§ **Work instructions**
What number of lines contain the word "ormaster"? Reply with the number and nothing else.

§ **Data excerpts**
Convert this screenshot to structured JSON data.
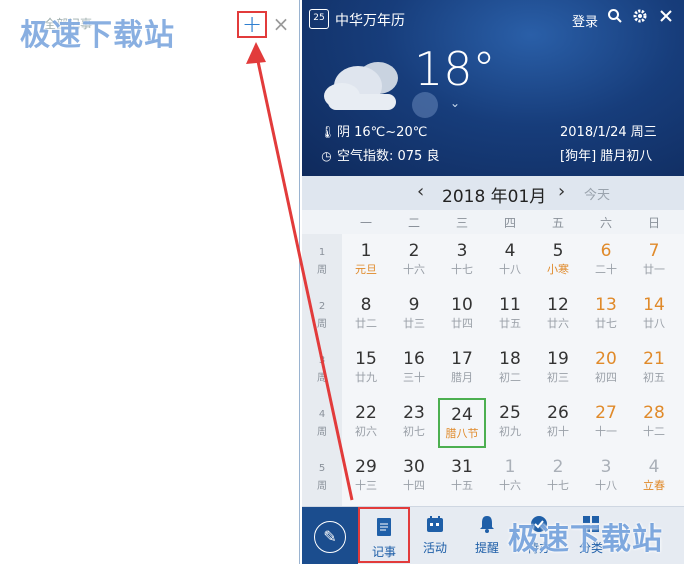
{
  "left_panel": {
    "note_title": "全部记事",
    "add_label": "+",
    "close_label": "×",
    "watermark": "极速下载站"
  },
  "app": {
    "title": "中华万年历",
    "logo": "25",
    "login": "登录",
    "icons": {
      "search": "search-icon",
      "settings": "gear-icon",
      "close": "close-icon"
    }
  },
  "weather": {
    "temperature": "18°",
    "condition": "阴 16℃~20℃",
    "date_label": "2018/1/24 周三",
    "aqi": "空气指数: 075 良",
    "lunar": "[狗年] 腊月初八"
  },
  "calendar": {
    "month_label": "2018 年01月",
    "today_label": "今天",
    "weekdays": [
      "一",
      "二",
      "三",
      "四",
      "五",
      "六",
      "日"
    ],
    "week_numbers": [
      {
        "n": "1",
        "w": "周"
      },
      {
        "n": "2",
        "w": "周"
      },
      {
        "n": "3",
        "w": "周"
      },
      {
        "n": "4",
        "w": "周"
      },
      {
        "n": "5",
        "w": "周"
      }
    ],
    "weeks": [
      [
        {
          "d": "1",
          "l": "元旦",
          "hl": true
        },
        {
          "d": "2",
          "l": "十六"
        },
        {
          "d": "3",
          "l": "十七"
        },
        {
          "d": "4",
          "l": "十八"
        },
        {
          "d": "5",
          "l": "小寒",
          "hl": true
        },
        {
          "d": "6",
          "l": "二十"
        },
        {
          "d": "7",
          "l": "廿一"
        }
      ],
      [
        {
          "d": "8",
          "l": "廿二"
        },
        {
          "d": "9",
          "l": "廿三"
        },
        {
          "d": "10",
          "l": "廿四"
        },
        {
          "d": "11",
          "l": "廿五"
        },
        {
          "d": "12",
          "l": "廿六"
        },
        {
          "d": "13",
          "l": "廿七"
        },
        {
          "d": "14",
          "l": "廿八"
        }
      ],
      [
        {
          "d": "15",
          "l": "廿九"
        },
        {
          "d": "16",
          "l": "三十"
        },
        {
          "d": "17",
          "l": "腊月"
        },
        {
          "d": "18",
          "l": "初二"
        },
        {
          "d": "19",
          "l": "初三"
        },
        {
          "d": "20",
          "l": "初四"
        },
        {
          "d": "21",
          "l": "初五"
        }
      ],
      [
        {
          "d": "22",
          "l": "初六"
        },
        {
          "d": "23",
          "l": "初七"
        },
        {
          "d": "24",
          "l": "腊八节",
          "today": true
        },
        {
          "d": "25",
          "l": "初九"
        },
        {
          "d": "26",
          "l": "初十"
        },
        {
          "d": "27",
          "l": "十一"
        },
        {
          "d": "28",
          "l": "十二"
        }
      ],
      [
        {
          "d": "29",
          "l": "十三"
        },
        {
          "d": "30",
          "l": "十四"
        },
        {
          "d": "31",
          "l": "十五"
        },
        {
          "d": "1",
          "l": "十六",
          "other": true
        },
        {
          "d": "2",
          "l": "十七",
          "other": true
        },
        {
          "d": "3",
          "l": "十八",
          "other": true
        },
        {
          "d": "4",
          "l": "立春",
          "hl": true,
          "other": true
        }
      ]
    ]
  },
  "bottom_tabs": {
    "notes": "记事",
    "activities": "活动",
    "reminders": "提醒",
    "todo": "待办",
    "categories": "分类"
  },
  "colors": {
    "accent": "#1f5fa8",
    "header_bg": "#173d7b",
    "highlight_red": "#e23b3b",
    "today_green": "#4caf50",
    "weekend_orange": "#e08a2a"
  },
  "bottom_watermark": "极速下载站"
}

==

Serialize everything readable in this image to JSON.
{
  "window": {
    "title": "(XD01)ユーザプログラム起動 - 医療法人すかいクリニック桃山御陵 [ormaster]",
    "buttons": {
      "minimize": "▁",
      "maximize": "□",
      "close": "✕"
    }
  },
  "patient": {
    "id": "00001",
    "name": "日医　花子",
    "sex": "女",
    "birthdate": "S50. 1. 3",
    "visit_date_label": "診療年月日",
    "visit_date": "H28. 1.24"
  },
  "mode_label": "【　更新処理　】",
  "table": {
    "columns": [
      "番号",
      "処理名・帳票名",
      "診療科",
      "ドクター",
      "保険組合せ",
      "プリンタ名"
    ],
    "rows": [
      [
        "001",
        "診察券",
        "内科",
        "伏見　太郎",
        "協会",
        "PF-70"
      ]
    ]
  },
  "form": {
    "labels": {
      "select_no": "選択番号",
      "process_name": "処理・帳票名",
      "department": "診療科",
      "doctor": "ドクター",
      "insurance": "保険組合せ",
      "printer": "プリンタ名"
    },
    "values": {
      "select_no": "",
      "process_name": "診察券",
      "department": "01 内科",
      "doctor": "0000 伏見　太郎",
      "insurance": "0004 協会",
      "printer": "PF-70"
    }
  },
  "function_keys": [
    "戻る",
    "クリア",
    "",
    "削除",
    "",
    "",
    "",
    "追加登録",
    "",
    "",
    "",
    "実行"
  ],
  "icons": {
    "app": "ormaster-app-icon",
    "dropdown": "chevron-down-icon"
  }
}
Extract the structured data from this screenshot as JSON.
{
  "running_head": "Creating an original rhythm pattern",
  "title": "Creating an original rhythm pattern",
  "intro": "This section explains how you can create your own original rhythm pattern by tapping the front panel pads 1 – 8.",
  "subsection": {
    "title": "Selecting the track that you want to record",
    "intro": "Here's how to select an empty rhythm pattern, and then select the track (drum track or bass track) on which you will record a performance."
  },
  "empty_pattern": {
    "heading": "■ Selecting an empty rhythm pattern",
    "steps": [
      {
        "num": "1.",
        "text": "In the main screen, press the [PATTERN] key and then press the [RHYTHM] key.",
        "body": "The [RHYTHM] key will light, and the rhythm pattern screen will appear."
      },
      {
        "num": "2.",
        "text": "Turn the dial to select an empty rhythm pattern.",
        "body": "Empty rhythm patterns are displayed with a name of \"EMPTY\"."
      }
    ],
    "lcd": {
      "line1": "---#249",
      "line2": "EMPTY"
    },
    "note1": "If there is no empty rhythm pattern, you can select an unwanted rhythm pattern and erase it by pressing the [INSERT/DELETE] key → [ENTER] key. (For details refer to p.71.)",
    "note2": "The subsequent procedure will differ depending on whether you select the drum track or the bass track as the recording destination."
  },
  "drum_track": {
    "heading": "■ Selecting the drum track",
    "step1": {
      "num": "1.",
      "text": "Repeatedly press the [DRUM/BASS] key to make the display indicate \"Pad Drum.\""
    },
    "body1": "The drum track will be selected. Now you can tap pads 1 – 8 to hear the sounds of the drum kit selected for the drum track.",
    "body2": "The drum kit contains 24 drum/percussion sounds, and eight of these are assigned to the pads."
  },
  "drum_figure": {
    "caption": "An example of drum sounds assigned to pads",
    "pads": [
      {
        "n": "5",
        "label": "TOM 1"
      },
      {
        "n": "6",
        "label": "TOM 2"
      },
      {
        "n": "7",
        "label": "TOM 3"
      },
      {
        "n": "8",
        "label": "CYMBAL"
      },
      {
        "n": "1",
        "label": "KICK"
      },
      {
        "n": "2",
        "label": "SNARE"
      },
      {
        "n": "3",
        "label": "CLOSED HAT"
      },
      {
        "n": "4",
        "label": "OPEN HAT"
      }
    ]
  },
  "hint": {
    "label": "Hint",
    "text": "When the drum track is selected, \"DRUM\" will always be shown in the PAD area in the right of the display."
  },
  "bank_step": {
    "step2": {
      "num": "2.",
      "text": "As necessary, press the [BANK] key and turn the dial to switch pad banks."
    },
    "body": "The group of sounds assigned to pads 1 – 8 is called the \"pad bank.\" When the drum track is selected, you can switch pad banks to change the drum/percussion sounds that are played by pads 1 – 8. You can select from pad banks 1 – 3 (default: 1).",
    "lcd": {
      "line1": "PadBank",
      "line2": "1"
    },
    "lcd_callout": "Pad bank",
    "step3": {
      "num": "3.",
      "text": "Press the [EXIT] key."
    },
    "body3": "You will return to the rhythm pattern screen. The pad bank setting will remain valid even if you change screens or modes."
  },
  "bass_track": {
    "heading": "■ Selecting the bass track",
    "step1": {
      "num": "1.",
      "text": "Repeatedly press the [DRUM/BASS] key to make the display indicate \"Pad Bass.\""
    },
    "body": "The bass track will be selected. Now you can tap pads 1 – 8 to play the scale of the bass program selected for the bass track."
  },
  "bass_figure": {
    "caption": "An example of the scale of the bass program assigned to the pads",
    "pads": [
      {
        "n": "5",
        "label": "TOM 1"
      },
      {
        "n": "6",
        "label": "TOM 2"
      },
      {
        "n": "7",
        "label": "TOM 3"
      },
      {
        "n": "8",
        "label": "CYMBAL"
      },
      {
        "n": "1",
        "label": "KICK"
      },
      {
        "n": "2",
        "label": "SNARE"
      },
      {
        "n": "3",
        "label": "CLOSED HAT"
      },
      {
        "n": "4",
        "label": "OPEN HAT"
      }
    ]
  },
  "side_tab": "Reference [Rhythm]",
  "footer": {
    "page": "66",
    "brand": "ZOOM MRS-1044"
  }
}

§ **Exercise solution**
2